>> Start EXERCISE INPUTS

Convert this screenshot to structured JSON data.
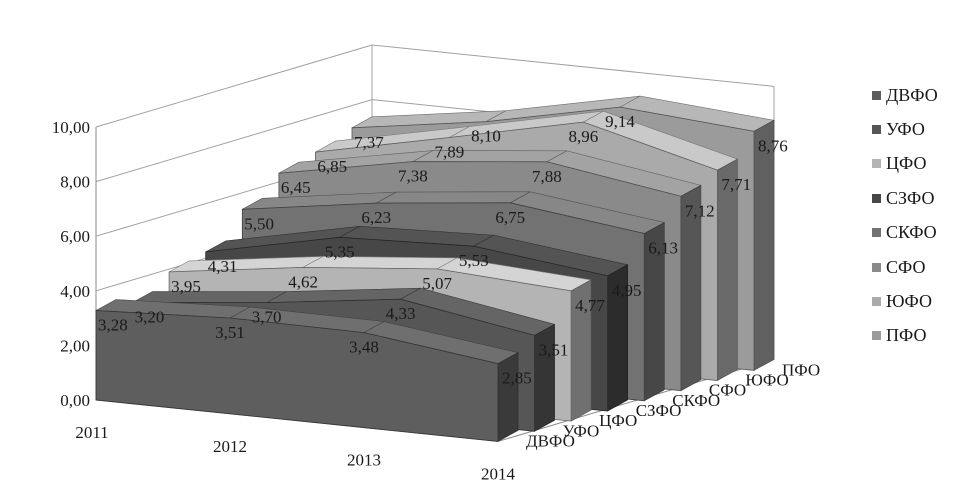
{
  "chart_data": {
    "type": "area",
    "title": "",
    "x": [
      "2011",
      "2012",
      "2013",
      "2014"
    ],
    "ylim": [
      0,
      10
    ],
    "y_ticks": [
      "0,00",
      "2,00",
      "4,00",
      "6,00",
      "8,00",
      "10,00"
    ],
    "depth_axis_labels": [
      "ДВФО",
      "УФО",
      "ЦФО",
      "СЗФО",
      "СКФО",
      "СФО",
      "ЮФО",
      "ПФО"
    ],
    "legend_position": "right",
    "series": [
      {
        "name": "ДВФО",
        "color": "#5e5e5e",
        "values": [
          3.28,
          3.51,
          3.48,
          2.85
        ],
        "labels": [
          "3,28",
          "3,51",
          "3,48",
          "2,85"
        ]
      },
      {
        "name": "УФО",
        "color": "#565656",
        "values": [
          3.2,
          3.7,
          4.33,
          3.51
        ],
        "labels": [
          "3,20",
          "3,70",
          "4,33",
          "3,51"
        ]
      },
      {
        "name": "ЦФО",
        "color": "#b4b4b4",
        "values": [
          3.95,
          4.62,
          5.07,
          4.77
        ],
        "labels": [
          "3,95",
          "4,62",
          "5,07",
          "4,77"
        ]
      },
      {
        "name": "СЗФО",
        "color": "#474747",
        "values": [
          4.31,
          5.35,
          5.53,
          4.95
        ],
        "labels": [
          "4,31",
          "5,35",
          "5,53",
          "4,95"
        ]
      },
      {
        "name": "СКФО",
        "color": "#727272",
        "values": [
          5.5,
          6.23,
          6.75,
          6.13
        ],
        "labels": [
          "5,50",
          "6,23",
          "6,75",
          "6,13"
        ]
      },
      {
        "name": "СФО",
        "color": "#8a8a8a",
        "values": [
          6.45,
          7.38,
          7.88,
          7.12
        ],
        "labels": [
          "6,45",
          "7,38",
          "7,88",
          "7,12"
        ]
      },
      {
        "name": "ЮФО",
        "color": "#aaaaaa",
        "values": [
          6.85,
          7.89,
          8.96,
          7.71
        ],
        "labels": [
          "6,85",
          "7,89",
          "8,96",
          "7,71"
        ]
      },
      {
        "name": "ПФО",
        "color": "#9b9b9b",
        "values": [
          7.37,
          8.1,
          9.14,
          8.76
        ],
        "labels": [
          "7,37",
          "8,10",
          "9,14",
          "8,76"
        ]
      }
    ]
  }
}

>> End EXERCISE INPUTS

Write out the entries above verbatim; the pictures do not belong in your copy.

Convert this screenshot to structured JSON data.
{
  "chart_data": {
    "type": "area",
    "title": "",
    "x": [
      "2011",
      "2012",
      "2013",
      "2014"
    ],
    "ylim": [
      0,
      10
    ],
    "y_ticks": [
      "0,00",
      "2,00",
      "4,00",
      "6,00",
      "8,00",
      "10,00"
    ],
    "depth_axis_labels": [
      "ДВФО",
      "УФО",
      "ЦФО",
      "СЗФО",
      "СКФО",
      "СФО",
      "ЮФО",
      "ПФО"
    ],
    "legend_position": "right",
    "series": [
      {
        "name": "ДВФО",
        "color": "#5e5e5e",
        "values": [
          3.28,
          3.51,
          3.48,
          2.85
        ],
        "labels": [
          "3,28",
          "3,51",
          "3,48",
          "2,85"
        ]
      },
      {
        "name": "УФО",
        "color": "#565656",
        "values": [
          3.2,
          3.7,
          4.33,
          3.51
        ],
        "labels": [
          "3,20",
          "3,70",
          "4,33",
          "3,51"
        ]
      },
      {
        "name": "ЦФО",
        "color": "#b4b4b4",
        "values": [
          3.95,
          4.62,
          5.07,
          4.77
        ],
        "labels": [
          "3,95",
          "4,62",
          "5,07",
          "4,77"
        ]
      },
      {
        "name": "СЗФО",
        "color": "#474747",
        "values": [
          4.31,
          5.35,
          5.53,
          4.95
        ],
        "labels": [
          "4,31",
          "5,35",
          "5,53",
          "4,95"
        ]
      },
      {
        "name": "СКФО",
        "color": "#727272",
        "values": [
          5.5,
          6.23,
          6.75,
          6.13
        ],
        "labels": [
          "5,50",
          "6,23",
          "6,75",
          "6,13"
        ]
      },
      {
        "name": "СФО",
        "color": "#8a8a8a",
        "values": [
          6.45,
          7.38,
          7.88,
          7.12
        ],
        "labels": [
          "6,45",
          "7,38",
          "7,88",
          "7,12"
        ]
      },
      {
        "name": "ЮФО",
        "color": "#aaaaaa",
        "values": [
          6.85,
          7.89,
          8.96,
          7.71
        ],
        "labels": [
          "6,85",
          "7,89",
          "8,96",
          "7,71"
        ]
      },
      {
        "name": "ПФО",
        "color": "#9b9b9b",
        "values": [
          7.37,
          8.1,
          9.14,
          8.76
        ],
        "labels": [
          "7,37",
          "8,10",
          "9,14",
          "8,76"
        ]
      }
    ]
  }
}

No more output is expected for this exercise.